### WRITTEN TASK:
Each record below should appear again exactly as written.

### INFORMATION SUPPLIED:
================

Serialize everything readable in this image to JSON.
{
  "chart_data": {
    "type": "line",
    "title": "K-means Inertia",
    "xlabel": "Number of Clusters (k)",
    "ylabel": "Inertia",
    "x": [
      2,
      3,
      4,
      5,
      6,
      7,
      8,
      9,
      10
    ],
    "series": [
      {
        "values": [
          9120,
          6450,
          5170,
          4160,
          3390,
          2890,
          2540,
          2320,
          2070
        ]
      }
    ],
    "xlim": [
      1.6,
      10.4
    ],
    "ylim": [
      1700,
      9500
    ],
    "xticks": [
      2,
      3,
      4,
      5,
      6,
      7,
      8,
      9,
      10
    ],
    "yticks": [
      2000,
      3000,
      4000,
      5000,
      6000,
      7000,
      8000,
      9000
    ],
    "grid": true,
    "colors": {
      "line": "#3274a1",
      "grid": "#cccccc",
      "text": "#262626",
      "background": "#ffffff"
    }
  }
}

================

### OUTPUT:
Serialize everything readable in this image to JSON.
{
  "chart_data": {
    "type": "line",
    "title": "K-means Inertia",
    "xlabel": "Number of Clusters (k)",
    "ylabel": "Inertia",
    "x": [
      2,
      3,
      4,
      5,
      6,
      7,
      8,
      9,
      10
    ],
    "series": [
      {
        "values": [
          9120,
          6450,
          5170,
          4160,
          3390,
          2890,
          2540,
          2320,
          2070
        ]
      }
    ],
    "xlim": [
      1.6,
      10.4
    ],
    "ylim": [
      1700,
      9500
    ],
    "xticks": [
      2,
      3,
      4,
      5,
      6,
      7,
      8,
      9,
      10
    ],
    "yticks": [
      2000,
      3000,
      4000,
      5000,
      6000,
      7000,
      8000,
      9000
    ],
    "grid": true,
    "colors": {
      "line": "#3274a1",
      "grid": "#cccccc",
      "text": "#262626",
      "background": "#ffffff"
    }
  }
}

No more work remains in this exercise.